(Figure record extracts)

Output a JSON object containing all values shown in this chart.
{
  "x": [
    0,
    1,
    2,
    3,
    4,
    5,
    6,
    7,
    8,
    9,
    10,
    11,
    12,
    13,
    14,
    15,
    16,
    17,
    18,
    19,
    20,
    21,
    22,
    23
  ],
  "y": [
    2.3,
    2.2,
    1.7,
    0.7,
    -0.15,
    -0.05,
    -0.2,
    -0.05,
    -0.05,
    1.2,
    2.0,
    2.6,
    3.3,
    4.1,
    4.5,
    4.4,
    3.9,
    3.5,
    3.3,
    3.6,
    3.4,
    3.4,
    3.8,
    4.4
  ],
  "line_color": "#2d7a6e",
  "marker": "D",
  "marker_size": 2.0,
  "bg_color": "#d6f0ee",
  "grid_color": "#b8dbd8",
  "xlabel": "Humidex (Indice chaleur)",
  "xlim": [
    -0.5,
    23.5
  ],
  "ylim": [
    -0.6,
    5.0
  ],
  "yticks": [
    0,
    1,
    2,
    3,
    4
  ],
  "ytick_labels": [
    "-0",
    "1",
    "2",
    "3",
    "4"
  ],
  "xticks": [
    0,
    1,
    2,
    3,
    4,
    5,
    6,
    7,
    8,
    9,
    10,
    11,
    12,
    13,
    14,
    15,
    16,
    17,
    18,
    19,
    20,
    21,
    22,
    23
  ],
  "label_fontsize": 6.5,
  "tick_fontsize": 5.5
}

● **CHALLENGE**: Retype every record above exactly as written.

● **WORKED SOLUTION**:
Output a JSON object containing all values shown in this chart.
{
  "x": [
    0,
    1,
    2,
    3,
    4,
    5,
    6,
    7,
    8,
    9,
    10,
    11,
    12,
    13,
    14,
    15,
    16,
    17,
    18,
    19,
    20,
    21,
    22,
    23
  ],
  "y": [
    2.3,
    2.2,
    1.7,
    0.7,
    -0.15,
    -0.05,
    -0.2,
    -0.05,
    -0.05,
    1.2,
    2.0,
    2.6,
    3.3,
    4.1,
    4.5,
    4.4,
    3.9,
    3.5,
    3.3,
    3.6,
    3.4,
    3.4,
    3.8,
    4.4
  ],
  "line_color": "#2d7a6e",
  "marker": "D",
  "marker_size": 2.0,
  "bg_color": "#d6f0ee",
  "grid_color": "#b8dbd8",
  "xlabel": "Humidex (Indice chaleur)",
  "xlim": [
    -0.5,
    23.5
  ],
  "ylim": [
    -0.6,
    5.0
  ],
  "yticks": [
    0,
    1,
    2,
    3,
    4
  ],
  "ytick_labels": [
    "-0",
    "1",
    "2",
    "3",
    "4"
  ],
  "xticks": [
    0,
    1,
    2,
    3,
    4,
    5,
    6,
    7,
    8,
    9,
    10,
    11,
    12,
    13,
    14,
    15,
    16,
    17,
    18,
    19,
    20,
    21,
    22,
    23
  ],
  "label_fontsize": 6.5,
  "tick_fontsize": 5.5
}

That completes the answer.